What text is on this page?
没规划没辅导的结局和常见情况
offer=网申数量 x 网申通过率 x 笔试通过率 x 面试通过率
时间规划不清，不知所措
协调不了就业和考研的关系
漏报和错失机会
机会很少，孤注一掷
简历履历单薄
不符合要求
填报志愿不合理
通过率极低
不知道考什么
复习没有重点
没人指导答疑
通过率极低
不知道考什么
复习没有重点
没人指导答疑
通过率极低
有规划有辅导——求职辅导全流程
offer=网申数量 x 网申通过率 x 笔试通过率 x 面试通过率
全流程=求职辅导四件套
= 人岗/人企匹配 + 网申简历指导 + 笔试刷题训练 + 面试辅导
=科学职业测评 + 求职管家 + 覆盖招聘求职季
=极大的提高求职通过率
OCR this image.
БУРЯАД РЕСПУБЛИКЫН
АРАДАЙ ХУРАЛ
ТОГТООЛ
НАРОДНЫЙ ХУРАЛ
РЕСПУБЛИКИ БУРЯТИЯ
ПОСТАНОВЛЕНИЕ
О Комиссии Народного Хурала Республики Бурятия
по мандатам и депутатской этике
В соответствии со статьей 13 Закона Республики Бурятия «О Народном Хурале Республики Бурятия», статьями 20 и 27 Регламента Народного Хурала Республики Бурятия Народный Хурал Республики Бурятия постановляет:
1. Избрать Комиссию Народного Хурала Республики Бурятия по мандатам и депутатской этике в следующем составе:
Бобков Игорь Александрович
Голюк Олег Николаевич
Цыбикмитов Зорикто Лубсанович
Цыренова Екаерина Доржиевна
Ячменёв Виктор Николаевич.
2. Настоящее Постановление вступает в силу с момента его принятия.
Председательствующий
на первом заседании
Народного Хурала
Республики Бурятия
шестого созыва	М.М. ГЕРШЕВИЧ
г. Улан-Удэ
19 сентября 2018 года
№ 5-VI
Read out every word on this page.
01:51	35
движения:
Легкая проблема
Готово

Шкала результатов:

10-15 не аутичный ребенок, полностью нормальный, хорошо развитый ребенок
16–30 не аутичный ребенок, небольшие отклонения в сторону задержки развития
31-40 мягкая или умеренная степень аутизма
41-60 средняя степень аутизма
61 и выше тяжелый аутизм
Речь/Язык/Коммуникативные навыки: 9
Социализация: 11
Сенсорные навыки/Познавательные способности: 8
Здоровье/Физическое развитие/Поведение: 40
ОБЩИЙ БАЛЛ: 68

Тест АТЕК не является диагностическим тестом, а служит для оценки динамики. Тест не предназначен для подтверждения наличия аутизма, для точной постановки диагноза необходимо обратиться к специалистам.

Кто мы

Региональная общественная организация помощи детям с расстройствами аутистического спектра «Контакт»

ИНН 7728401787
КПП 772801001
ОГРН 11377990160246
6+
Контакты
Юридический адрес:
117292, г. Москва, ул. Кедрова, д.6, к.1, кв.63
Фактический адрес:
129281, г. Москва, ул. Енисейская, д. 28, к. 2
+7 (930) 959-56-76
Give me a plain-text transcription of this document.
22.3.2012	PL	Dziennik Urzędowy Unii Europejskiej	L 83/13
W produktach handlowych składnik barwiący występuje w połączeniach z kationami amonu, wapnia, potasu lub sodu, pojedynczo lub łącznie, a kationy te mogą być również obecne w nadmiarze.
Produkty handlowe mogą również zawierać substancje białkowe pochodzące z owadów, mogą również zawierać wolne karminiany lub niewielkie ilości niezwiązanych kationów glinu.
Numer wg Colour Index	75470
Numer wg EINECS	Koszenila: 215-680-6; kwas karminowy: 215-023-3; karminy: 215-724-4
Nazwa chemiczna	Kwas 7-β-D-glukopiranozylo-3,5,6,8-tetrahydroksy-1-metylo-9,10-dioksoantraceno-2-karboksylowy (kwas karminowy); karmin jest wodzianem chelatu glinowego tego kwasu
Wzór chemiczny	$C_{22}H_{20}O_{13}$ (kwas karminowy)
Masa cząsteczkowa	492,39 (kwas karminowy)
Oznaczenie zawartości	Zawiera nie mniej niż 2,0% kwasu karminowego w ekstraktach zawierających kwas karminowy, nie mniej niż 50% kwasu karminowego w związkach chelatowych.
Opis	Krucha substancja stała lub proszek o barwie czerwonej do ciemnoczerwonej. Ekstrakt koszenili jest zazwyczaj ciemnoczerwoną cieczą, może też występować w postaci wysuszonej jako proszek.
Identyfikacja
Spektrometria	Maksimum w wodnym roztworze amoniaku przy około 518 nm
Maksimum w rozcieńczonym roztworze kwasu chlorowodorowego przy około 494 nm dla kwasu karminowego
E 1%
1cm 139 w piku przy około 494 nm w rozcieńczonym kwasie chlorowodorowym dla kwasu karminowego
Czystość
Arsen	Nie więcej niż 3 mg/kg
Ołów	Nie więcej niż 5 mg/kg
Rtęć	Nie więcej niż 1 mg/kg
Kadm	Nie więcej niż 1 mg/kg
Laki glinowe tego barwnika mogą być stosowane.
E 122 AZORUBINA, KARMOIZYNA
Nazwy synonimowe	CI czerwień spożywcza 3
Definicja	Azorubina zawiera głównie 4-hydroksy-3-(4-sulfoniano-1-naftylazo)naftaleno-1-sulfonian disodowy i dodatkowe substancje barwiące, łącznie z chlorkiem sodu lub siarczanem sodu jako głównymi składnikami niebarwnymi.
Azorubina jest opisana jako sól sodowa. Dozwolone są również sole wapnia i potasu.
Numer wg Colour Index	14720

****************

Written request
Give the data again, exactly as it stands.

Correct output
What text is on this page?
没规划没辅导的结局和常见情况
offer=网申数量 x 网申通过率 x 笔试通过率 x 面试通过率
时间规划不清，不知所措
协调不了就业和考研的关系
漏报和错失机会
机会很少，孤注一掷
简历履历单薄
不符合要求
填报志愿不合理
通过率极低
不知道考什么
复习没有重点
没人指导答疑
通过率极低
不知道考什么
复习没有重点
没人指导答疑
通过率极低
有规划有辅导——求职辅导全流程
offer=网申数量 x 网申通过率 x 笔试通过率 x 面试通过率
全流程=求职辅导四件套
= 人岗/人企匹配 + 网申简历指导 + 笔试刷题训练 + 面试辅导
=科学职业测评 + 求职管家 + 覆盖招聘求职季
=极大的提高求职通过率
OCR this image.
БУРЯАД РЕСПУБЛИКЫН
АРАДАЙ ХУРАЛ
ТОГТООЛ
НАРОДНЫЙ ХУРАЛ
РЕСПУБЛИКИ БУРЯТИЯ
ПОСТАНОВЛЕНИЕ
О Комиссии Народного Хурала Республики Бурятия
по мандатам и депутатской этике
В соответствии со статьей 13 Закона Республики Бурятия «О Народном Хурале Республики Бурятия», статьями 20 и 27 Регламента Народного Хурала Республики Бурятия Народный Хурал Республики Бурятия постановляет:
1. Избрать Комиссию Народного Хурала Республики Бурятия по мандатам и депутатской этике в следующем составе:
Бобков Игорь Александрович
Голюк Олег Николаевич
Цыбикмитов Зорикто Лубсанович
Цыренова Екаерина Доржиевна
Ячменёв Виктор Николаевич.
2. Настоящее Постановление вступает в силу с момента его принятия.
Председательствующий
на первом заседании
Народного Хурала
Республики Бурятия
шестого созыва	М.М. ГЕРШЕВИЧ
г. Улан-Удэ
19 сентября 2018 года
№ 5-VI
Read out every word on this page.
01:51	35
движения:
Легкая проблема
Готово

Шкала результатов:

10-15 не аутичный ребенок, полностью нормальный, хорошо развитый ребенок
16–30 не аутичный ребенок, небольшие отклонения в сторону задержки развития
31-40 мягкая или умеренная степень аутизма
41-60 средняя степень аутизма
61 и выше тяжелый аутизм
Речь/Язык/Коммуникативные навыки: 9
Социализация: 11
Сенсорные навыки/Познавательные способности: 8
Здоровье/Физическое развитие/Поведение: 40
ОБЩИЙ БАЛЛ: 68

Тест АТЕК не является диагностическим тестом, а служит для оценки динамики. Тест не предназначен для подтверждения наличия аутизма, для точной постановки диагноза необходимо обратиться к специалистам.

Кто мы

Региональная общественная организация помощи детям с расстройствами аутистического спектра «Контакт»

ИНН 7728401787
КПП 772801001
ОГРН 11377990160246
6+
Контакты
Юридический адрес:
117292, г. Москва, ул. Кедрова, д.6, к.1, кв.63
Фактический адрес:
129281, г. Москва, ул. Енисейская, д. 28, к. 2
+7 (930) 959-56-76
Give me a plain-text transcription of this document.
22.3.2012	PL	Dziennik Urzędowy Unii Europejskiej	L 83/13
W produktach handlowych składnik barwiący występuje w połączeniach z kationami amonu, wapnia, potasu lub sodu, pojedynczo lub łącznie, a kationy te mogą być również obecne w nadmiarze.
Produkty handlowe mogą również zawierać substancje białkowe pochodzące z owadów, mogą również zawierać wolne karminiany lub niewielkie ilości niezwiązanych kationów glinu.
Numer wg Colour Index	75470
Numer wg EINECS	Koszenila: 215-680-6; kwas karminowy: 215-023-3; karminy: 215-724-4
Nazwa chemiczna	Kwas 7-β-D-glukopiranozylo-3,5,6,8-tetrahydroksy-1-metylo-9,10-dioksoantraceno-2-karboksylowy (kwas karminowy); karmin jest wodzianem chelatu glinowego tego kwasu
Wzór chemiczny	$C_{22}H_{20}O_{13}$ (kwas karminowy)
Masa cząsteczkowa	492,39 (kwas karminowy)
Oznaczenie zawartości	Zawiera nie mniej niż 2,0% kwasu karminowego w ekstraktach zawierających kwas karminowy, nie mniej niż 50% kwasu karminowego w związkach chelatowych.
Opis	Krucha substancja stała lub proszek o barwie czerwonej do ciemnoczerwonej. Ekstrakt koszenili jest zazwyczaj ciemnoczerwoną cieczą, może też występować w postaci wysuszonej jako proszek.
Identyfikacja
Spektrometria	Maksimum w wodnym roztworze amoniaku przy około 518 nm
Maksimum w rozcieńczonym roztworze kwasu chlorowodorowego przy około 494 nm dla kwasu karminowego
E 1%
1cm 139 w piku przy około 494 nm w rozcieńczonym kwasie chlorowodorowym dla kwasu karminowego
Czystość
Arsen	Nie więcej niż 3 mg/kg
Ołów	Nie więcej niż 5 mg/kg
Rtęć	Nie więcej niż 1 mg/kg
Kadm	Nie więcej niż 1 mg/kg
Laki glinowe tego barwnika mogą być stosowane.
E 122 AZORUBINA, KARMOIZYNA
Nazwy synonimowe	CI czerwień spożywcza 3
Definicja	Azorubina zawiera głównie 4-hydroksy-3-(4-sulfoniano-1-naftylazo)naftaleno-1-sulfonian disodowy i dodatkowe substancje barwiące, łącznie z chlorkiem sodu lub siarczanem sodu jako głównymi składnikami niebarwnymi.
Azorubina jest opisana jako sól sodowa. Dozwolone są również sole wapnia i potasu.
Numer wg Colour Index	14720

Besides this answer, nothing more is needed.